(EXERCISE) Transcribe every line of the listing below without any deviation.

____

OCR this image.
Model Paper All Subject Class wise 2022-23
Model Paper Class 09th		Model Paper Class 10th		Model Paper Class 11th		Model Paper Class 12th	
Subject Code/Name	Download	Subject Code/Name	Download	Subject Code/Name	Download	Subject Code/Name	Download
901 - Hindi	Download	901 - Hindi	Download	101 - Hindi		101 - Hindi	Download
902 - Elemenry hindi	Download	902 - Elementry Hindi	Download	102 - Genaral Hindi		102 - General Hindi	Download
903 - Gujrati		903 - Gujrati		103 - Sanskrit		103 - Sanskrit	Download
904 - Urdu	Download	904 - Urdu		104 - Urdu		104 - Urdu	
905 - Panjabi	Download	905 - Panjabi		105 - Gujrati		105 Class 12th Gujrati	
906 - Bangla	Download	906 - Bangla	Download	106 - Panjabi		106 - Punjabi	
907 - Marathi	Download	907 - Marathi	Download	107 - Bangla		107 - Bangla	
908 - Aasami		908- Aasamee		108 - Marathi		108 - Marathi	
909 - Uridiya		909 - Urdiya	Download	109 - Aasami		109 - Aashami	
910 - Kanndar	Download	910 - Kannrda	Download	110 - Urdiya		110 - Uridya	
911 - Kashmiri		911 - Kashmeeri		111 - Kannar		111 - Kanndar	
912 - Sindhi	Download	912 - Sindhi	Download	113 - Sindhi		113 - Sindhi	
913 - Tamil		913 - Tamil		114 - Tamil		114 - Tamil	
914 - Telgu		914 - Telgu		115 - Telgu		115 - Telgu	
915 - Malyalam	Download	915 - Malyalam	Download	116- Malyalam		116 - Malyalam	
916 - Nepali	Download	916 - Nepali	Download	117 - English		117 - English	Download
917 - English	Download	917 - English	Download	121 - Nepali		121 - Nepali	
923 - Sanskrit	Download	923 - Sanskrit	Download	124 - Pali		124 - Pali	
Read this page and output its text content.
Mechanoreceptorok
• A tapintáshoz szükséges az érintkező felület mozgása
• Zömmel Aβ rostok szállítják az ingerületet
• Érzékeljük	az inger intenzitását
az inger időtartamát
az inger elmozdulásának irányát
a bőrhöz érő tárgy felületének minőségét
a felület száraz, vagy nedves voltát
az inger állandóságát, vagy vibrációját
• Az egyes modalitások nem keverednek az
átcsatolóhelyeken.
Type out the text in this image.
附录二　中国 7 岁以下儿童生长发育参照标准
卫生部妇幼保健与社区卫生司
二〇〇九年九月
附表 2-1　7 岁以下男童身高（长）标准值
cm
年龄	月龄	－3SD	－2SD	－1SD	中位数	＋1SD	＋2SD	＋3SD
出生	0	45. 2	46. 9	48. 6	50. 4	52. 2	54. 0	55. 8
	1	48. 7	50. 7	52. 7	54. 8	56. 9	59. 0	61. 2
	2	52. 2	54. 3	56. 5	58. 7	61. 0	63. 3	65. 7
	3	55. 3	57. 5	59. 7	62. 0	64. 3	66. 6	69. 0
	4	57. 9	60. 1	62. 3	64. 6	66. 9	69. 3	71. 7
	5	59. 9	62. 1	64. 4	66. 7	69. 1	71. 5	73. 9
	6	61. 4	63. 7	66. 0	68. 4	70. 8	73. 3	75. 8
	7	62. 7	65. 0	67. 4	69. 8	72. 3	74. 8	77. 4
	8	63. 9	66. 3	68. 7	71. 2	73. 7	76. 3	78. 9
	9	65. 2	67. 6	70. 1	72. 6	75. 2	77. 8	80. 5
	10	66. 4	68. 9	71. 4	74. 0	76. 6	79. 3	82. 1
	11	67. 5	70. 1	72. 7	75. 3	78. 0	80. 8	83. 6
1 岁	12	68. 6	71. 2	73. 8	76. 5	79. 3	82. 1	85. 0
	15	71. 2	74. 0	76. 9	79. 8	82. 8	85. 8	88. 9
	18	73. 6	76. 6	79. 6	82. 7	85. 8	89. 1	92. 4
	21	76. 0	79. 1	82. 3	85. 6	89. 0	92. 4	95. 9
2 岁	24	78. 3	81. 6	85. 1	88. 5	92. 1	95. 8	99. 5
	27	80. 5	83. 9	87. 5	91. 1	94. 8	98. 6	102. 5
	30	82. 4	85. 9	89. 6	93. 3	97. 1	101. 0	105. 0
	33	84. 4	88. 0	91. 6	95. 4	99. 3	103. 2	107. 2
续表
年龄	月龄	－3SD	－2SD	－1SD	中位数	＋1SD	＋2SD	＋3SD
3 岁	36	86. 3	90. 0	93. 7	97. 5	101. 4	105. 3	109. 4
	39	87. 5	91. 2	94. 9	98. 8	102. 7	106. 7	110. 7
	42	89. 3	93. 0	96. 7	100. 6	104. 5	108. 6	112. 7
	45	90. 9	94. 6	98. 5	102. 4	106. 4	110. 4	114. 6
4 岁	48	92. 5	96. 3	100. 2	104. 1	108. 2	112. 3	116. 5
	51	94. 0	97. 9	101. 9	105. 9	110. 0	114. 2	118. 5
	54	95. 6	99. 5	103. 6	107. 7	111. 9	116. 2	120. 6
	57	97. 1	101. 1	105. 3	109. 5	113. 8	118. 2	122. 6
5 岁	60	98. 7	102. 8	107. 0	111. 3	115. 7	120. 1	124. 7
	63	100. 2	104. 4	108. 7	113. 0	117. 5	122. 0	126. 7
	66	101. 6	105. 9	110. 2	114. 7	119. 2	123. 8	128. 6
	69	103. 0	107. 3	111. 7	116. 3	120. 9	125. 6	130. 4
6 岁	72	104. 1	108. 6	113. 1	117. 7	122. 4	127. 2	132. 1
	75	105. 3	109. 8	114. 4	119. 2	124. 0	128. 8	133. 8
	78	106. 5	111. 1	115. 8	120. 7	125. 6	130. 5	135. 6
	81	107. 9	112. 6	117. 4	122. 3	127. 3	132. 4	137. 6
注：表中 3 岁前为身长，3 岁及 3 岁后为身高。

____

(RESULT OF THIS EXERCISE)
OCR this image.
Model Paper All Subject Class wise 2022-23
Model Paper Class 09th		Model Paper Class 10th		Model Paper Class 11th		Model Paper Class 12th	
Subject Code/Name	Download	Subject Code/Name	Download	Subject Code/Name	Download	Subject Code/Name	Download
901 - Hindi	Download	901 - Hindi	Download	101 - Hindi		101 - Hindi	Download
902 - Elemenry hindi	Download	902 - Elementry Hindi	Download	102 - Genaral Hindi		102 - General Hindi	Download
903 - Gujrati		903 - Gujrati		103 - Sanskrit		103 - Sanskrit	Download
904 - Urdu	Download	904 - Urdu		104 - Urdu		104 - Urdu	
905 - Panjabi	Download	905 - Panjabi		105 - Gujrati		105 Class 12th Gujrati	
906 - Bangla	Download	906 - Bangla	Download	106 - Panjabi		106 - Punjabi	
907 - Marathi	Download	907 - Marathi	Download	107 - Bangla		107 - Bangla	
908 - Aasami		908- Aasamee		108 - Marathi		108 - Marathi	
909 - Uridiya		909 - Urdiya	Download	109 - Aasami		109 - Aashami	
910 - Kanndar	Download	910 - Kannrda	Download	110 - Urdiya		110 - Uridya	
911 - Kashmiri		911 - Kashmeeri		111 - Kannar		111 - Kanndar	
912 - Sindhi	Download	912 - Sindhi	Download	113 - Sindhi		113 - Sindhi	
913 - Tamil		913 - Tamil		114 - Tamil		114 - Tamil	
914 - Telgu		914 - Telgu		115 - Telgu		115 - Telgu	
915 - Malyalam	Download	915 - Malyalam	Download	116- Malyalam		116 - Malyalam	
916 - Nepali	Download	916 - Nepali	Download	117 - English		117 - English	Download
917 - English	Download	917 - English	Download	121 - Nepali		121 - Nepali	
923 - Sanskrit	Download	923 - Sanskrit	Download	124 - Pali		124 - Pali	
Read this page and output its text content.
Mechanoreceptorok
• A tapintáshoz szükséges az érintkező felület mozgása
• Zömmel Aβ rostok szállítják az ingerületet
• Érzékeljük	az inger intenzitását
az inger időtartamát
az inger elmozdulásának irányát
a bőrhöz érő tárgy felületének minőségét
a felület száraz, vagy nedves voltát
az inger állandóságát, vagy vibrációját
• Az egyes modalitások nem keverednek az
átcsatolóhelyeken.
Type out the text in this image.
附录二　中国 7 岁以下儿童生长发育参照标准
卫生部妇幼保健与社区卫生司
二〇〇九年九月
附表 2-1　7 岁以下男童身高（长）标准值
cm
年龄	月龄	－3SD	－2SD	－1SD	中位数	＋1SD	＋2SD	＋3SD
出生	0	45. 2	46. 9	48. 6	50. 4	52. 2	54. 0	55. 8
	1	48. 7	50. 7	52. 7	54. 8	56. 9	59. 0	61. 2
	2	52. 2	54. 3	56. 5	58. 7	61. 0	63. 3	65. 7
	3	55. 3	57. 5	59. 7	62. 0	64. 3	66. 6	69. 0
	4	57. 9	60. 1	62. 3	64. 6	66. 9	69. 3	71. 7
	5	59. 9	62. 1	64. 4	66. 7	69. 1	71. 5	73. 9
	6	61. 4	63. 7	66. 0	68. 4	70. 8	73. 3	75. 8
	7	62. 7	65. 0	67. 4	69. 8	72. 3	74. 8	77. 4
	8	63. 9	66. 3	68. 7	71. 2	73. 7	76. 3	78. 9
	9	65. 2	67. 6	70. 1	72. 6	75. 2	77. 8	80. 5
	10	66. 4	68. 9	71. 4	74. 0	76. 6	79. 3	82. 1
	11	67. 5	70. 1	72. 7	75. 3	78. 0	80. 8	83. 6
1 岁	12	68. 6	71. 2	73. 8	76. 5	79. 3	82. 1	85. 0
	15	71. 2	74. 0	76. 9	79. 8	82. 8	85. 8	88. 9
	18	73. 6	76. 6	79. 6	82. 7	85. 8	89. 1	92. 4
	21	76. 0	79. 1	82. 3	85. 6	89. 0	92. 4	95. 9
2 岁	24	78. 3	81. 6	85. 1	88. 5	92. 1	95. 8	99. 5
	27	80. 5	83. 9	87. 5	91. 1	94. 8	98. 6	102. 5
	30	82. 4	85. 9	89. 6	93. 3	97. 1	101. 0	105. 0
	33	84. 4	88. 0	91. 6	95. 4	99. 3	103. 2	107. 2
续表
年龄	月龄	－3SD	－2SD	－1SD	中位数	＋1SD	＋2SD	＋3SD
3 岁	36	86. 3	90. 0	93. 7	97. 5	101. 4	105. 3	109. 4
	39	87. 5	91. 2	94. 9	98. 8	102. 7	106. 7	110. 7
	42	89. 3	93. 0	96. 7	100. 6	104. 5	108. 6	112. 7
	45	90. 9	94. 6	98. 5	102. 4	106. 4	110. 4	114. 6
4 岁	48	92. 5	96. 3	100. 2	104. 1	108. 2	112. 3	116. 5
	51	94. 0	97. 9	101. 9	105. 9	110. 0	114. 2	118. 5
	54	95. 6	99. 5	103. 6	107. 7	111. 9	116. 2	120. 6
	57	97. 1	101. 1	105. 3	109. 5	113. 8	118. 2	122. 6
5 岁	60	98. 7	102. 8	107. 0	111. 3	115. 7	120. 1	124. 7
	63	100. 2	104. 4	108. 7	113. 0	117. 5	122. 0	126. 7
	66	101. 6	105. 9	110. 2	114. 7	119. 2	123. 8	128. 6
	69	103. 0	107. 3	111. 7	116. 3	120. 9	125. 6	130. 4
6 岁	72	104. 1	108. 6	113. 1	117. 7	122. 4	127. 2	132. 1
	75	105. 3	109. 8	114. 4	119. 2	124. 0	128. 8	133. 8
	78	106. 5	111. 1	115. 8	120. 7	125. 6	130. 5	135. 6
	81	107. 9	112. 6	117. 4	122. 3	127. 3	132. 4	137. 6
注：表中 3 岁前为身长，3 岁及 3 岁后为身高。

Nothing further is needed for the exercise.